◆ Source passage
────────────────────

Re: [DISCUSS] Primary keys in Table API

dwysakowicz
Hi Kurt,

You are right that this is included in the SQL standard.

The problem is we are not a database and we do not own the data. There
is no way for us to truly enforce the uniqueness constraint. We are
always writing to some external systems that, moreover we are not an
exclusive produce/consumer for that data. We cannot ensure that external
systems will not corrupt the data.

The way RDBM systems ensure uniqueness constraint is that they keep the
index of all keys for a table that they check against for every write.
This works only if the system that maintains the index is the only
writer to that table.

Moreover some of the systems also allow loosening this restriction e.g.

DB2:
https://www.ibm.com/support/knowledgecenter/en/SSEPGG_10.5.0/com.ibm.db2.luw.wn.doc/doc/c0061153.html

HIVE(with a non standard syntax, they do it for the same reasons as
listed above):
https://cwiki.apache.org/confluence/display/Hive/LanguageManual+DDL#LanguageManualDDL-Constraints


What do you think?

────────────────────

◆ What to do
1. State whether each of the following statements agrees with the primary keys discussion, answering yes or no and quoting the words of the discussion that decide it: (a) The writer holds that there is no way to truly enforce the uniqueness constraint. (b) RDBM systems keep an index of all keys for a table and check against it for every write. (c) Hive loosens the restriction using standard syntax.
2. Transcribe the portion of the primary keys discussion starting with "Moreover some of" and going on through "do you think?".

────────────────────

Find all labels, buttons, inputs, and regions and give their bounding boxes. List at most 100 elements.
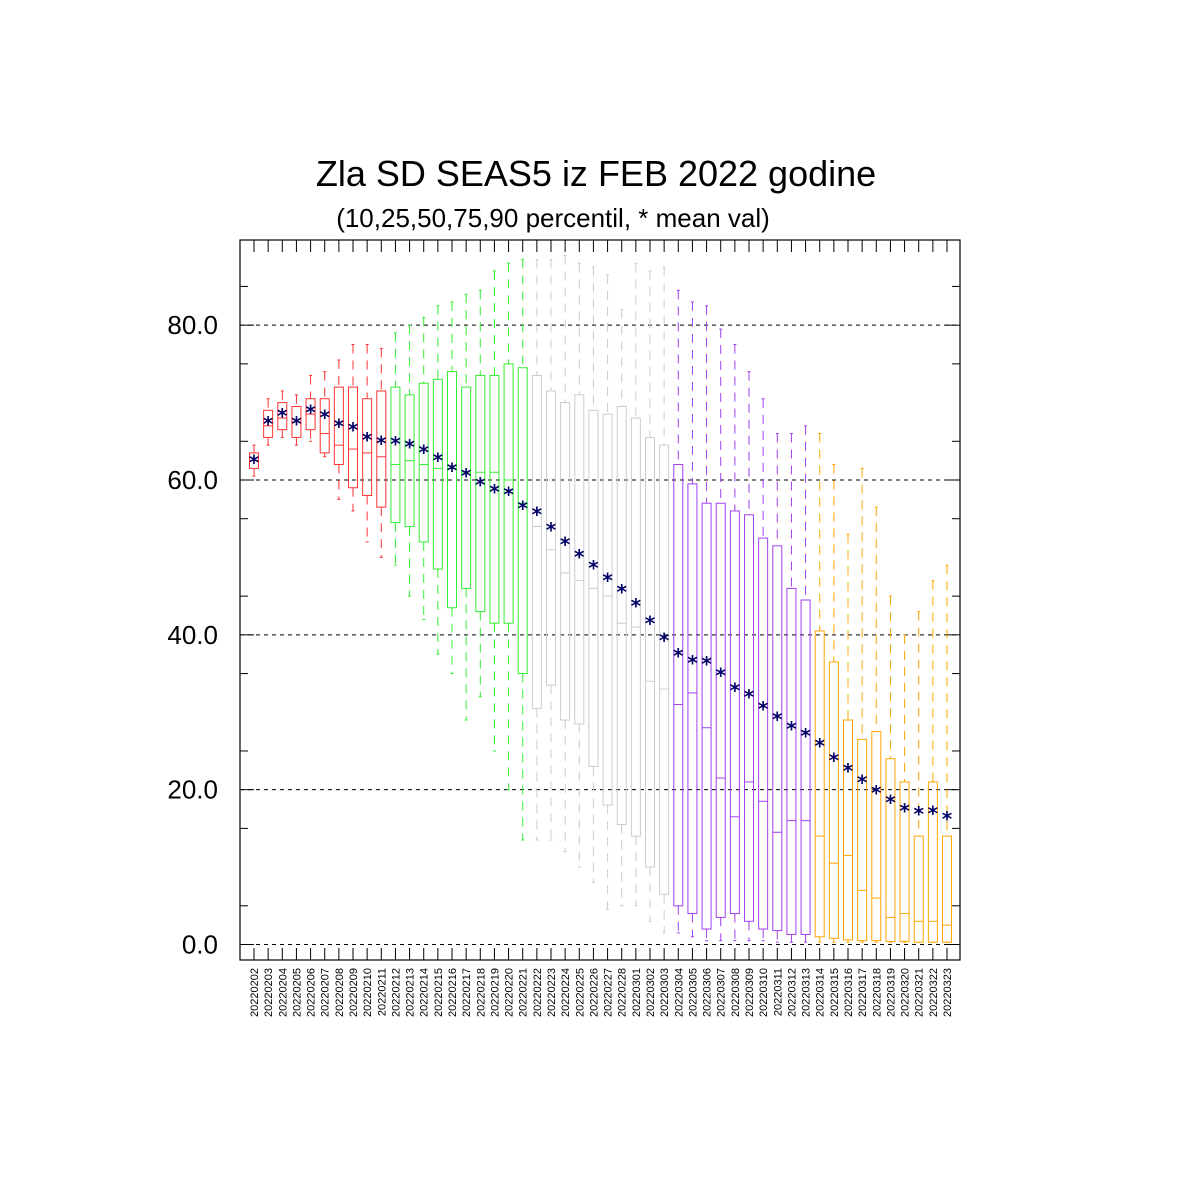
mean-marker: * (362, 428, 373, 452)
mean-marker: * (475, 473, 486, 497)
mean-marker: * (730, 678, 741, 702)
mean-marker: * (461, 464, 472, 488)
x-tick-label: 20220310 (758, 968, 770, 1017)
box-20220322 (927, 580, 938, 943)
mean-marker: * (291, 412, 302, 436)
iqr-box (885, 758, 896, 942)
iqr-box (489, 374, 500, 624)
gridlines (240, 324, 960, 946)
x-tick-label: 20220222 (532, 968, 544, 1017)
x-tick-label: 20220305 (687, 968, 699, 1017)
x-tick-label: 20220320 (900, 968, 912, 1017)
box-20220224 (560, 254, 571, 853)
x-tick-label: 20220313 (801, 968, 813, 1017)
iqr-box (899, 781, 910, 942)
y-tick-label: 40.0 (167, 620, 218, 650)
box-20220323 (942, 564, 952, 943)
x-tick-label: 20220216 (447, 968, 459, 1017)
mean-marker: * (418, 441, 429, 465)
box-20220204 (277, 390, 288, 438)
box-20220226 (588, 266, 599, 884)
box-20220319 (885, 595, 896, 943)
mean-marker: * (546, 518, 557, 542)
x-tick-label: 20220224 (560, 968, 572, 1017)
mean-marker: * (701, 652, 712, 676)
box-20220219 (489, 270, 500, 752)
x-tick-label: 20220304 (673, 968, 685, 1017)
iqr-box (447, 371, 457, 609)
chart-subtitle: (10,25,50,75,90 percentil, * mean val) (336, 203, 770, 233)
x-tick-label: 20220307 (716, 968, 728, 1017)
iqr-box (857, 738, 868, 942)
box-20220314 (814, 433, 825, 943)
x-tick-label: 20220202 (249, 968, 261, 1017)
x-tick-label: 20220309 (744, 968, 756, 1017)
iqr-box (772, 545, 783, 932)
box-20220316 (843, 533, 853, 943)
mean-marker: * (517, 496, 528, 520)
mean-marker: * (404, 435, 415, 459)
box-20220313 (800, 425, 811, 943)
x-tick-label: 20220220 (504, 968, 516, 1017)
mean-marker: * (744, 685, 755, 709)
x-tick-label: 20220308 (730, 968, 742, 1017)
x-tick-label: 20220218 (475, 968, 487, 1017)
iqr-box (673, 464, 684, 907)
box-20220220 (503, 262, 514, 791)
mean-marker: * (687, 651, 698, 675)
box-20220312 (786, 433, 797, 943)
x-tick-label: 20220302 (645, 968, 657, 1017)
iqr-box (560, 402, 571, 721)
mean-marker: * (871, 781, 882, 805)
iqr-box (927, 781, 938, 943)
mean-marker: * (843, 759, 854, 783)
x-tick-label: 20220301 (631, 968, 643, 1017)
x-tick-label: 20220221 (518, 968, 530, 1017)
mean-marker: * (829, 749, 840, 773)
iqr-box (319, 398, 330, 454)
x-tick-label: 20220317 (857, 968, 869, 1017)
mean-marker: * (334, 414, 345, 438)
box-20220310 (758, 398, 769, 942)
box-20220211 (376, 347, 387, 558)
box-20220228 (616, 309, 627, 907)
x-tick-label: 20220213 (405, 968, 417, 1017)
x-tick-label: 20220314 (815, 968, 827, 1017)
y-tick-label: 60.0 (167, 465, 218, 495)
x-tick-label: 20220315 (829, 968, 841, 1017)
box-20220212 (390, 332, 401, 566)
mean-marker: * (800, 724, 811, 748)
y-tick-label: 0.0 (182, 930, 218, 960)
x-tick-label: 20220204 (277, 968, 289, 1017)
iqr-box (517, 367, 528, 675)
box-20220303 (659, 266, 670, 934)
box-20220309 (744, 371, 754, 942)
mean-marker: * (489, 480, 500, 504)
iqr-box (814, 630, 825, 938)
mean-marker: * (376, 431, 387, 455)
box-20220302 (645, 270, 655, 922)
x-tick-label: 20220206 (306, 968, 318, 1017)
mean-marker: * (772, 708, 783, 732)
iqr-box (333, 386, 344, 466)
iqr-box (843, 719, 853, 941)
box-20220215 (432, 305, 443, 655)
iqr-box (942, 835, 952, 943)
mean-marker: * (758, 697, 769, 721)
x-tick-label: 20220225 (574, 968, 586, 1017)
iqr-box (574, 394, 585, 725)
iqr-box (461, 386, 472, 589)
iqr-box (701, 502, 712, 930)
x-tick-label: 20220210 (362, 968, 374, 1017)
iqr-box (475, 374, 486, 613)
box-20220205 (291, 394, 302, 446)
mean-markers: ** * * * * * * * * * * * * * * * * ** **** ** ***** * * ** * * * * *… (249, 400, 953, 830)
mean-marker: * (249, 451, 260, 475)
mean-marker: * (616, 580, 627, 604)
x-tick-label: 20220209 (348, 968, 360, 1017)
x-tick-label: 20220306 (702, 968, 714, 1017)
iqr-box (687, 483, 698, 915)
mean-marker: * (390, 432, 401, 456)
box-20220320 (899, 634, 910, 943)
iqr-box (546, 390, 556, 686)
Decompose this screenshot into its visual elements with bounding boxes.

────────────────────

◆ Complete answers
1.
(a) Yes: "There is no way for us to truly enforce the uniqueness constraint."
(b) Yes: "they keep the index of all keys for a table that they check against for every write."
(c) No: "HIVE(with a non standard syntax, they do it for the same reasons as listed above)"

2.
Moreover some of the systems also allow loosening this restriction e.g.

DB2:
https://www.ibm.com/support/knowledgecenter/en/SSEPGG_10.5.0/com.ibm.db2.luw.wn.doc/doc/c0061153.html

HIVE(with a non standard syntax, they do it for the same reasons as
listed above):
https://cwiki.apache.org/confluence/display/Hive/LanguageManual+DDL#LanguageManualDDL-Constraints


What do you think?